▶

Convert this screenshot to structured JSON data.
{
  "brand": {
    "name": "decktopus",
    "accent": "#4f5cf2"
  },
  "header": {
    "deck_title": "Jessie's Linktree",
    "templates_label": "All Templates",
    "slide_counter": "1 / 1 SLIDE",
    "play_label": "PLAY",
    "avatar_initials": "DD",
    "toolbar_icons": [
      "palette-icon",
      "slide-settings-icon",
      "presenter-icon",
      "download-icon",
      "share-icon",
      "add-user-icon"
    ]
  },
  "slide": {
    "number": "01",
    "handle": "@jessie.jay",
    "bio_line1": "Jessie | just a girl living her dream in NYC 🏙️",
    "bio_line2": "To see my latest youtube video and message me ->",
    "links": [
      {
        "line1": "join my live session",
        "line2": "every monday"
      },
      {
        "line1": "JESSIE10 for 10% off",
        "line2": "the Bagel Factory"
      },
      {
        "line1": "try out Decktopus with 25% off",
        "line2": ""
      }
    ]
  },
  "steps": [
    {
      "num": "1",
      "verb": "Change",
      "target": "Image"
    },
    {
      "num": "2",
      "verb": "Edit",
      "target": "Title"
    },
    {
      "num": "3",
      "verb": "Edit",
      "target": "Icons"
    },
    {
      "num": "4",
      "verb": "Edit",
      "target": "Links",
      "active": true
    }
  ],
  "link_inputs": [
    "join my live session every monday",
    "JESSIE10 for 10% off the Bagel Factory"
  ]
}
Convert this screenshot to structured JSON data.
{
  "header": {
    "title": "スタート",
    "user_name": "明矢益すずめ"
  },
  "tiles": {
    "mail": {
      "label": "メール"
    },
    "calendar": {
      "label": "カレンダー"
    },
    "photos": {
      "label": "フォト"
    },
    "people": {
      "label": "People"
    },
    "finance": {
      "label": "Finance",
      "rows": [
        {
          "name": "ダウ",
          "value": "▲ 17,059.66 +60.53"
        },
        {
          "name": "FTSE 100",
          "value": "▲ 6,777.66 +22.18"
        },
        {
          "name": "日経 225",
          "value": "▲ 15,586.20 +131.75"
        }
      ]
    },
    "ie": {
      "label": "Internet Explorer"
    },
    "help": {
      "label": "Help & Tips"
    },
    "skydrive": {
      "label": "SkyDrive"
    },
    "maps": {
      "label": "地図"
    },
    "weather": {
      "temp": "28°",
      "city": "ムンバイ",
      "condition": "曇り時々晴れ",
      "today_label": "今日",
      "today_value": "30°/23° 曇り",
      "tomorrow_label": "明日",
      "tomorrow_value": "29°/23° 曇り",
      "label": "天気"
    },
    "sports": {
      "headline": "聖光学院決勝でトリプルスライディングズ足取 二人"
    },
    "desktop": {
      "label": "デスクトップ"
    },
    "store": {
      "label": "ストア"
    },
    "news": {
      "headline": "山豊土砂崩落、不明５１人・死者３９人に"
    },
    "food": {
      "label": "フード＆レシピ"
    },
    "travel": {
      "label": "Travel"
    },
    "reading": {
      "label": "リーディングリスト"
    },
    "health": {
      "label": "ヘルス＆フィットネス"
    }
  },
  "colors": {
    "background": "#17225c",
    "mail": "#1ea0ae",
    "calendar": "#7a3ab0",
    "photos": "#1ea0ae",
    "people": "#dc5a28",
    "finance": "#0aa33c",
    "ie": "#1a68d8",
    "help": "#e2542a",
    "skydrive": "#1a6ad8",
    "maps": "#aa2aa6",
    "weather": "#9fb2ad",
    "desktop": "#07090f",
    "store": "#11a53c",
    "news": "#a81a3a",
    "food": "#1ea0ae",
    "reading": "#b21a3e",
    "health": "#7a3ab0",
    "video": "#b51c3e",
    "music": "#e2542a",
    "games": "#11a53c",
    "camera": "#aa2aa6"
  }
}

◀

▶ THE TASK: Transcribe every line of the data, exactly as it stands.

▶ PROBLEM SOLUTION:
Convert this screenshot to structured JSON data.
{
  "brand": {
    "name": "decktopus",
    "accent": "#4f5cf2"
  },
  "header": {
    "deck_title": "Jessie's Linktree",
    "templates_label": "All Templates",
    "slide_counter": "1 / 1 SLIDE",
    "play_label": "PLAY",
    "avatar_initials": "DD",
    "toolbar_icons": [
      "palette-icon",
      "slide-settings-icon",
      "presenter-icon",
      "download-icon",
      "share-icon",
      "add-user-icon"
    ]
  },
  "slide": {
    "number": "01",
    "handle": "@jessie.jay",
    "bio_line1": "Jessie | just a girl living her dream in NYC 🏙️",
    "bio_line2": "To see my latest youtube video and message me ->",
    "links": [
      {
        "line1": "join my live session",
        "line2": "every monday"
      },
      {
        "line1": "JESSIE10 for 10% off",
        "line2": "the Bagel Factory"
      },
      {
        "line1": "try out Decktopus with 25% off",
        "line2": ""
      }
    ]
  },
  "steps": [
    {
      "num": "1",
      "verb": "Change",
      "target": "Image"
    },
    {
      "num": "2",
      "verb": "Edit",
      "target": "Title"
    },
    {
      "num": "3",
      "verb": "Edit",
      "target": "Icons"
    },
    {
      "num": "4",
      "verb": "Edit",
      "target": "Links",
      "active": true
    }
  ],
  "link_inputs": [
    "join my live session every monday",
    "JESSIE10 for 10% off the Bagel Factory"
  ]
}
Convert this screenshot to structured JSON data.
{
  "header": {
    "title": "スタート",
    "user_name": "明矢益すずめ"
  },
  "tiles": {
    "mail": {
      "label": "メール"
    },
    "calendar": {
      "label": "カレンダー"
    },
    "photos": {
      "label": "フォト"
    },
    "people": {
      "label": "People"
    },
    "finance": {
      "label": "Finance",
      "rows": [
        {
          "name": "ダウ",
          "value": "▲ 17,059.66 +60.53"
        },
        {
          "name": "FTSE 100",
          "value": "▲ 6,777.66 +22.18"
        },
        {
          "name": "日経 225",
          "value": "▲ 15,586.20 +131.75"
        }
      ]
    },
    "ie": {
      "label": "Internet Explorer"
    },
    "help": {
      "label": "Help & Tips"
    },
    "skydrive": {
      "label": "SkyDrive"
    },
    "maps": {
      "label": "地図"
    },
    "weather": {
      "temp": "28°",
      "city": "ムンバイ",
      "condition": "曇り時々晴れ",
      "today_label": "今日",
      "today_value": "30°/23° 曇り",
      "tomorrow_label": "明日",
      "tomorrow_value": "29°/23° 曇り",
      "label": "天気"
    },
    "sports": {
      "headline": "聖光学院決勝でトリプルスライディングズ足取 二人"
    },
    "desktop": {
      "label": "デスクトップ"
    },
    "store": {
      "label": "ストア"
    },
    "news": {
      "headline": "山豊土砂崩落、不明５１人・死者３９人に"
    },
    "food": {
      "label": "フード＆レシピ"
    },
    "travel": {
      "label": "Travel"
    },
    "reading": {
      "label": "リーディングリスト"
    },
    "health": {
      "label": "ヘルス＆フィットネス"
    }
  },
  "colors": {
    "background": "#17225c",
    "mail": "#1ea0ae",
    "calendar": "#7a3ab0",
    "photos": "#1ea0ae",
    "people": "#dc5a28",
    "finance": "#0aa33c",
    "ie": "#1a68d8",
    "help": "#e2542a",
    "skydrive": "#1a6ad8",
    "maps": "#aa2aa6",
    "weather": "#9fb2ad",
    "desktop": "#07090f",
    "store": "#11a53c",
    "news": "#a81a3a",
    "food": "#1ea0ae",
    "reading": "#b21a3e",
    "health": "#7a3ab0",
    "video": "#b51c3e",
    "music": "#e2542a",
    "games": "#11a53c",
    "camera": "#aa2aa6"
  }
}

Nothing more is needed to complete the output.